Exercise requirements: What follows is a set of records; repeat all of them exactly.

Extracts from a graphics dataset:
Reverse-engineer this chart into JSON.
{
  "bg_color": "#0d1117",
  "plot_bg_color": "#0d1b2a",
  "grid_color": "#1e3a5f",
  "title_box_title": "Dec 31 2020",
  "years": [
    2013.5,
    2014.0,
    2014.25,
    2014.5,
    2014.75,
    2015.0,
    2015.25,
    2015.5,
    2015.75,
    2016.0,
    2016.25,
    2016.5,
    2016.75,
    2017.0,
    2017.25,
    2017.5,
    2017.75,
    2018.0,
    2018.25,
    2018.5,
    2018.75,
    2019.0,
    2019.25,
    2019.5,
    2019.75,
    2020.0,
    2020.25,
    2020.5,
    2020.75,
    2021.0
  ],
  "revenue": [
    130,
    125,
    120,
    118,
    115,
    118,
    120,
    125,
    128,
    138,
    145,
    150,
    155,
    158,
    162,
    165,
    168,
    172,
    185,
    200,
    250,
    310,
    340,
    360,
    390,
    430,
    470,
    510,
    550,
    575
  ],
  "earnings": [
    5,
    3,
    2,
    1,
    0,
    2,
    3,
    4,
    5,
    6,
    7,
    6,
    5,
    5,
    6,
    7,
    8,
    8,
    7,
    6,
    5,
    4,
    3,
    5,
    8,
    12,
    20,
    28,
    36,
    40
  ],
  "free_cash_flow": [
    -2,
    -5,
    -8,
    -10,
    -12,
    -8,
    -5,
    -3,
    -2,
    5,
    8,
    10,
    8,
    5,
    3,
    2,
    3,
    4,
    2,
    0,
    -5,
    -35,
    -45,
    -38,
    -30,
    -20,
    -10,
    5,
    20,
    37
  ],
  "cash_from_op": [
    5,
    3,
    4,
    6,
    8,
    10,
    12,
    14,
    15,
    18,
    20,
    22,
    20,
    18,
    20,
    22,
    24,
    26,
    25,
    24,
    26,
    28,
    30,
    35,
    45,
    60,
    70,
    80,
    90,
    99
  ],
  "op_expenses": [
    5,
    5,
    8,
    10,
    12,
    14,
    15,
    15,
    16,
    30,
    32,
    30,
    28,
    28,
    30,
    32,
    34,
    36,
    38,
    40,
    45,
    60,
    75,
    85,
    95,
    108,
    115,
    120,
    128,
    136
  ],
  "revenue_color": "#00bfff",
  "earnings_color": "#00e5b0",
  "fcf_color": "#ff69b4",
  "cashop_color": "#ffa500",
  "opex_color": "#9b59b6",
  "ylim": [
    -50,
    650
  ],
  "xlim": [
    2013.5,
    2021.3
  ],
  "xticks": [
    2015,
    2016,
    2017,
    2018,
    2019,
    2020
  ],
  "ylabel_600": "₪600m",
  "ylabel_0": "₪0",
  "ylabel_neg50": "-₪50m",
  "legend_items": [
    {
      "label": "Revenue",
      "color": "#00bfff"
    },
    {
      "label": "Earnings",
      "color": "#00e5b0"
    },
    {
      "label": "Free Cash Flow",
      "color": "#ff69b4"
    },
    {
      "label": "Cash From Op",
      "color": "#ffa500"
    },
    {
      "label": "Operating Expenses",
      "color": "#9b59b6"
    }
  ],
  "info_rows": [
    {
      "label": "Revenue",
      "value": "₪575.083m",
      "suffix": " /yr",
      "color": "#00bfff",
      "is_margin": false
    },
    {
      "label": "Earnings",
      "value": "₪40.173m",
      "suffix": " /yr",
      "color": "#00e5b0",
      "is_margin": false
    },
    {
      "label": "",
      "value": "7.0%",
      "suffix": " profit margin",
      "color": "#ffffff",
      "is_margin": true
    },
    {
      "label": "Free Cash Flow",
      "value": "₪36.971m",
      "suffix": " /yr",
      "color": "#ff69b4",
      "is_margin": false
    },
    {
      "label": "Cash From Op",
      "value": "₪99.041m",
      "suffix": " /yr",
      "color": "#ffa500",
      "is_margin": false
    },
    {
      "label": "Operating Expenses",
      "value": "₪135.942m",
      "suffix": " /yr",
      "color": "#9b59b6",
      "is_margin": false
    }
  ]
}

Answer to the task:
Reverse-engineer this chart into JSON.
{
  "bg_color": "#0d1117",
  "plot_bg_color": "#0d1b2a",
  "grid_color": "#1e3a5f",
  "title_box_title": "Dec 31 2020",
  "years": [
    2013.5,
    2014.0,
    2014.25,
    2014.5,
    2014.75,
    2015.0,
    2015.25,
    2015.5,
    2015.75,
    2016.0,
    2016.25,
    2016.5,
    2016.75,
    2017.0,
    2017.25,
    2017.5,
    2017.75,
    2018.0,
    2018.25,
    2018.5,
    2018.75,
    2019.0,
    2019.25,
    2019.5,
    2019.75,
    2020.0,
    2020.25,
    2020.5,
    2020.75,
    2021.0
  ],
  "revenue": [
    130,
    125,
    120,
    118,
    115,
    118,
    120,
    125,
    128,
    138,
    145,
    150,
    155,
    158,
    162,
    165,
    168,
    172,
    185,
    200,
    250,
    310,
    340,
    360,
    390,
    430,
    470,
    510,
    550,
    575
  ],
  "earnings": [
    5,
    3,
    2,
    1,
    0,
    2,
    3,
    4,
    5,
    6,
    7,
    6,
    5,
    5,
    6,
    7,
    8,
    8,
    7,
    6,
    5,
    4,
    3,
    5,
    8,
    12,
    20,
    28,
    36,
    40
  ],
  "free_cash_flow": [
    -2,
    -5,
    -8,
    -10,
    -12,
    -8,
    -5,
    -3,
    -2,
    5,
    8,
    10,
    8,
    5,
    3,
    2,
    3,
    4,
    2,
    0,
    -5,
    -35,
    -45,
    -38,
    -30,
    -20,
    -10,
    5,
    20,
    37
  ],
  "cash_from_op": [
    5,
    3,
    4,
    6,
    8,
    10,
    12,
    14,
    15,
    18,
    20,
    22,
    20,
    18,
    20,
    22,
    24,
    26,
    25,
    24,
    26,
    28,
    30,
    35,
    45,
    60,
    70,
    80,
    90,
    99
  ],
  "op_expenses": [
    5,
    5,
    8,
    10,
    12,
    14,
    15,
    15,
    16,
    30,
    32,
    30,
    28,
    28,
    30,
    32,
    34,
    36,
    38,
    40,
    45,
    60,
    75,
    85,
    95,
    108,
    115,
    120,
    128,
    136
  ],
  "revenue_color": "#00bfff",
  "earnings_color": "#00e5b0",
  "fcf_color": "#ff69b4",
  "cashop_color": "#ffa500",
  "opex_color": "#9b59b6",
  "ylim": [
    -50,
    650
  ],
  "xlim": [
    2013.5,
    2021.3
  ],
  "xticks": [
    2015,
    2016,
    2017,
    2018,
    2019,
    2020
  ],
  "ylabel_600": "₪600m",
  "ylabel_0": "₪0",
  "ylabel_neg50": "-₪50m",
  "legend_items": [
    {
      "label": "Revenue",
      "color": "#00bfff"
    },
    {
      "label": "Earnings",
      "color": "#00e5b0"
    },
    {
      "label": "Free Cash Flow",
      "color": "#ff69b4"
    },
    {
      "label": "Cash From Op",
      "color": "#ffa500"
    },
    {
      "label": "Operating Expenses",
      "color": "#9b59b6"
    }
  ],
  "info_rows": [
    {
      "label": "Revenue",
      "value": "₪575.083m",
      "suffix": " /yr",
      "color": "#00bfff",
      "is_margin": false
    },
    {
      "label": "Earnings",
      "value": "₪40.173m",
      "suffix": " /yr",
      "color": "#00e5b0",
      "is_margin": false
    },
    {
      "label": "",
      "value": "7.0%",
      "suffix": " profit margin",
      "color": "#ffffff",
      "is_margin": true
    },
    {
      "label": "Free Cash Flow",
      "value": "₪36.971m",
      "suffix": " /yr",
      "color": "#ff69b4",
      "is_margin": false
    },
    {
      "label": "Cash From Op",
      "value": "₪99.041m",
      "suffix": " /yr",
      "color": "#ffa500",
      "is_margin": false
    },
    {
      "label": "Operating Expenses",
      "value": "₪135.942m",
      "suffix": " /yr",
      "color": "#9b59b6",
      "is_margin": false
    }
  ]
}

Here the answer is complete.